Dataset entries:
::::::::::
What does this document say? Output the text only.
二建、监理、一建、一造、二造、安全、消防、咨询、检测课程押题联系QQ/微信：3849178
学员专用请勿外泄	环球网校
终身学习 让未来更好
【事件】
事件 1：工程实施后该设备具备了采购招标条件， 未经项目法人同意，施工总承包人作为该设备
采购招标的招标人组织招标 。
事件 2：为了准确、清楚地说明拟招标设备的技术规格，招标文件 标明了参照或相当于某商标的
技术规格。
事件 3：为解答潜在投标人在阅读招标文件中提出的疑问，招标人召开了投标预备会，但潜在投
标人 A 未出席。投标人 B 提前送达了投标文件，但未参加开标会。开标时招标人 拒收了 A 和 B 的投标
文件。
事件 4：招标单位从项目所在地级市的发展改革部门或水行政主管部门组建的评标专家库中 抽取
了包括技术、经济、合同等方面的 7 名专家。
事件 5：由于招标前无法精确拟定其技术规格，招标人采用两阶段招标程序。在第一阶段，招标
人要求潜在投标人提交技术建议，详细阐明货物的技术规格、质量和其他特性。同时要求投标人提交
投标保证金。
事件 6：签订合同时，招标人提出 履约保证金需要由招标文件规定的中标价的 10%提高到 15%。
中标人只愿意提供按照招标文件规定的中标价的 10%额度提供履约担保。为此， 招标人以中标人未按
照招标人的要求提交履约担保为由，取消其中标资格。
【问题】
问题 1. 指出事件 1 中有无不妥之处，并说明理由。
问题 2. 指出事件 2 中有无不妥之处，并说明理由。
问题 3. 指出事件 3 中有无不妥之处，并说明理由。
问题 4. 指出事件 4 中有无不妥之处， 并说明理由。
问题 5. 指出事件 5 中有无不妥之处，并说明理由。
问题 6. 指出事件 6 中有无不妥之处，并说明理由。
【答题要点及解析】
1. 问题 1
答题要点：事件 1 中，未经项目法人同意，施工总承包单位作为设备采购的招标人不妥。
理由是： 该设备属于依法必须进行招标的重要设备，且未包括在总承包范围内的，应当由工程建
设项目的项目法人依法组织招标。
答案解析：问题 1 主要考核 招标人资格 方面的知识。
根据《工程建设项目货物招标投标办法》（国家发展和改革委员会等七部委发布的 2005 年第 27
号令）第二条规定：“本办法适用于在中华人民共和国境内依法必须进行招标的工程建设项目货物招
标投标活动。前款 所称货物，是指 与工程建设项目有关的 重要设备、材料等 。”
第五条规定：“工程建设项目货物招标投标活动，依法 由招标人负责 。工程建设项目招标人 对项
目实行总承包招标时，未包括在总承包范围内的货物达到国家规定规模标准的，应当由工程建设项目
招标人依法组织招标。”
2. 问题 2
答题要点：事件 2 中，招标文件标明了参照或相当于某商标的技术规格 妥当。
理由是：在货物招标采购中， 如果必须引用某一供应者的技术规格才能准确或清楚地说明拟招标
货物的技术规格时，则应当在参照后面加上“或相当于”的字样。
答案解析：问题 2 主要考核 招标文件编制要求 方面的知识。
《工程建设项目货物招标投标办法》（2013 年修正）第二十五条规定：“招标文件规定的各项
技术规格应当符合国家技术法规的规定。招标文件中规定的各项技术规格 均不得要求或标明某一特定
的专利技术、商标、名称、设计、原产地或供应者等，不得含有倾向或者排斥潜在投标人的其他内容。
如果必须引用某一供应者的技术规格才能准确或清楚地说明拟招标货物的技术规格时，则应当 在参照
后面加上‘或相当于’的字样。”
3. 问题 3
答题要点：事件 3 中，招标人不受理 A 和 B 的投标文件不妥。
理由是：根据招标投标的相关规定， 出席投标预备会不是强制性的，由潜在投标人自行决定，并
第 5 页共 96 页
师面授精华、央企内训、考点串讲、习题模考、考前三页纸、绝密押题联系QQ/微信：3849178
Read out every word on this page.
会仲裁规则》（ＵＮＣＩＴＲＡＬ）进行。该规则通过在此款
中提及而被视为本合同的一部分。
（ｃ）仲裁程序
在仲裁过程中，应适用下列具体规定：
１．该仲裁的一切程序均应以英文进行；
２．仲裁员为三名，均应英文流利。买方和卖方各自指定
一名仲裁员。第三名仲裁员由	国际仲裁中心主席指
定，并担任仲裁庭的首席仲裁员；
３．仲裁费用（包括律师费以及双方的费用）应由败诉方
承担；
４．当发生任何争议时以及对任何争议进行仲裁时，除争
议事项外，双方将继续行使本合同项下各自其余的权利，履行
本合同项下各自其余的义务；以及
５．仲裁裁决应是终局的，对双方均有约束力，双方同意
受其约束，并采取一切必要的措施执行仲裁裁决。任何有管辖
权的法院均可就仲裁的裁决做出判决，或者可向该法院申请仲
::::::::::
▶ Goal of the exercise
Starting at the line that contains "Read out every word on this page.", write out every line to the end of the entries, exactly as given.

▶ Response to the task
Read out every word on this page.
会仲裁规则》（ＵＮＣＩＴＲＡＬ）进行。该规则通过在此款
中提及而被视为本合同的一部分。
（ｃ）仲裁程序
在仲裁过程中，应适用下列具体规定：
１．该仲裁的一切程序均应以英文进行；
２．仲裁员为三名，均应英文流利。买方和卖方各自指定
一名仲裁员。第三名仲裁员由	国际仲裁中心主席指
定，并担任仲裁庭的首席仲裁员；
３．仲裁费用（包括律师费以及双方的费用）应由败诉方
承担；
４．当发生任何争议时以及对任何争议进行仲裁时，除争
议事项外，双方将继续行使本合同项下各自其余的权利，履行
本合同项下各自其余的义务；以及
５．仲裁裁决应是终局的，对双方均有约束力，双方同意
受其约束，并采取一切必要的措施执行仲裁裁决。任何有管辖
权的法院均可就仲裁的裁决做出判决，或者可向该法院申请仲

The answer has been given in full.